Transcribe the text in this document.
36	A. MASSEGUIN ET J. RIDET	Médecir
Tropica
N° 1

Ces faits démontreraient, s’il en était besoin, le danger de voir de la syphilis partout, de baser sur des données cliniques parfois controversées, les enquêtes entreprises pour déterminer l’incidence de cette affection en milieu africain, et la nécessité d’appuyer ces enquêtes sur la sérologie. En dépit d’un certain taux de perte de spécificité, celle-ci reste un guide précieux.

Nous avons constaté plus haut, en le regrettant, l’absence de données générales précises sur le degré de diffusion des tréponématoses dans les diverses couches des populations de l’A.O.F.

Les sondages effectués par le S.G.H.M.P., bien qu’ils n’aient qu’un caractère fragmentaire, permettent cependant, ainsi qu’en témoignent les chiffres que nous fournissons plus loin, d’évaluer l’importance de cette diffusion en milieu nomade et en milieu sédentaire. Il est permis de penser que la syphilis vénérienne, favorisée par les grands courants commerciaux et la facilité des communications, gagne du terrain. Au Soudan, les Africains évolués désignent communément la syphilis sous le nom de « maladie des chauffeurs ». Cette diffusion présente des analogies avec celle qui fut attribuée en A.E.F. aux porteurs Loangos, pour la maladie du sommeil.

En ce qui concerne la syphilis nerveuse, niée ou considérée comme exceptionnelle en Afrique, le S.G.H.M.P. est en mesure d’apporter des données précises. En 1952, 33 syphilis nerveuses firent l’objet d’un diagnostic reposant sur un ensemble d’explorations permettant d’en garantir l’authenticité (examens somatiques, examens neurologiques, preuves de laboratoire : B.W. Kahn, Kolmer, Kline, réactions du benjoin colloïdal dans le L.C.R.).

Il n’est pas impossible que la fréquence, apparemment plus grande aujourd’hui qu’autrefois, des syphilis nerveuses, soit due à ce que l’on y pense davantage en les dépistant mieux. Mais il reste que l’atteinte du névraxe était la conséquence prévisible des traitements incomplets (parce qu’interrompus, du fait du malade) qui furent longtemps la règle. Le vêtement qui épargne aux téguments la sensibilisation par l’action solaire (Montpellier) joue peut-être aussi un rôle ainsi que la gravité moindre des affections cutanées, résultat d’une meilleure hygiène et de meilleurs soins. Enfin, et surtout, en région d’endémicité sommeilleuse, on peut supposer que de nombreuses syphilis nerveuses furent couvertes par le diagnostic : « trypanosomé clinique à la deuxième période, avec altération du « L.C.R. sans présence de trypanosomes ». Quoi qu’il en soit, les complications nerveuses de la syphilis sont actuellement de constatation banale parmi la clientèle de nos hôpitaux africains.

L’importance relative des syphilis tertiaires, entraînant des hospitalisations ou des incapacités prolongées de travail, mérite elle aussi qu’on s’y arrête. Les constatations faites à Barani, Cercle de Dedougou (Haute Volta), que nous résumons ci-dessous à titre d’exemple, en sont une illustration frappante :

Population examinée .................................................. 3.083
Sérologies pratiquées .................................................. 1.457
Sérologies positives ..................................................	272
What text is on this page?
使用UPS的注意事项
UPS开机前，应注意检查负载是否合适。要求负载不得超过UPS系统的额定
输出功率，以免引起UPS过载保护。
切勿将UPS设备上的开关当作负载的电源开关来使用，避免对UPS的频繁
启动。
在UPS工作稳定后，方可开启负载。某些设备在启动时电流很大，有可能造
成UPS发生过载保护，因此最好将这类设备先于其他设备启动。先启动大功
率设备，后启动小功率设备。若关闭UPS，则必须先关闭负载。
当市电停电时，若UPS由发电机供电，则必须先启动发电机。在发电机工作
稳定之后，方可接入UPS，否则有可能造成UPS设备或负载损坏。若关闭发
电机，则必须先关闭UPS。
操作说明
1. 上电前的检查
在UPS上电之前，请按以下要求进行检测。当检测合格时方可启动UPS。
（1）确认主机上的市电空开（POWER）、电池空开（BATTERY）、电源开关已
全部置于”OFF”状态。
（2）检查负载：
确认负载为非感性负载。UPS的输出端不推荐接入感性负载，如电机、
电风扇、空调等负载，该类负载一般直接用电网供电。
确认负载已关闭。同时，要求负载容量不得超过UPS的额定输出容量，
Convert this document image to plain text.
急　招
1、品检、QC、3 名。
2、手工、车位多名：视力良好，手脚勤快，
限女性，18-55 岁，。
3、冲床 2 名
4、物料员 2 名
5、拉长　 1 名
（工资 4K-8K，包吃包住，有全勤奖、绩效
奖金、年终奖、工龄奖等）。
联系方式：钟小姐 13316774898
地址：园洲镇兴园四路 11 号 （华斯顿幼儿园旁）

::::::

Problem description: From the "What text is on this page?" line to the close of the listing, restate each line word for word.

Full response:
What text is on this page?
使用UPS的注意事项
UPS开机前，应注意检查负载是否合适。要求负载不得超过UPS系统的额定
输出功率，以免引起UPS过载保护。
切勿将UPS设备上的开关当作负载的电源开关来使用，避免对UPS的频繁
启动。
在UPS工作稳定后，方可开启负载。某些设备在启动时电流很大，有可能造
成UPS发生过载保护，因此最好将这类设备先于其他设备启动。先启动大功
率设备，后启动小功率设备。若关闭UPS，则必须先关闭负载。
当市电停电时，若UPS由发电机供电，则必须先启动发电机。在发电机工作
稳定之后，方可接入UPS，否则有可能造成UPS设备或负载损坏。若关闭发
电机，则必须先关闭UPS。
操作说明
1. 上电前的检查
在UPS上电之前，请按以下要求进行检测。当检测合格时方可启动UPS。
（1）确认主机上的市电空开（POWER）、电池空开（BATTERY）、电源开关已
全部置于”OFF”状态。
（2）检查负载：
确认负载为非感性负载。UPS的输出端不推荐接入感性负载，如电机、
电风扇、空调等负载，该类负载一般直接用电网供电。
确认负载已关闭。同时，要求负载容量不得超过UPS的额定输出容量，
Convert this document image to plain text.
急　招
1、品检、QC、3 名。
2、手工、车位多名：视力良好，手脚勤快，
限女性，18-55 岁，。
3、冲床 2 名
4、物料员 2 名
5、拉长　 1 名
（工资 4K-8K，包吃包住，有全勤奖、绩效
奖金、年终奖、工龄奖等）。
联系方式：钟小姐 13316774898
地址：园洲镇兴园四路 11 号 （华斯顿幼儿园旁）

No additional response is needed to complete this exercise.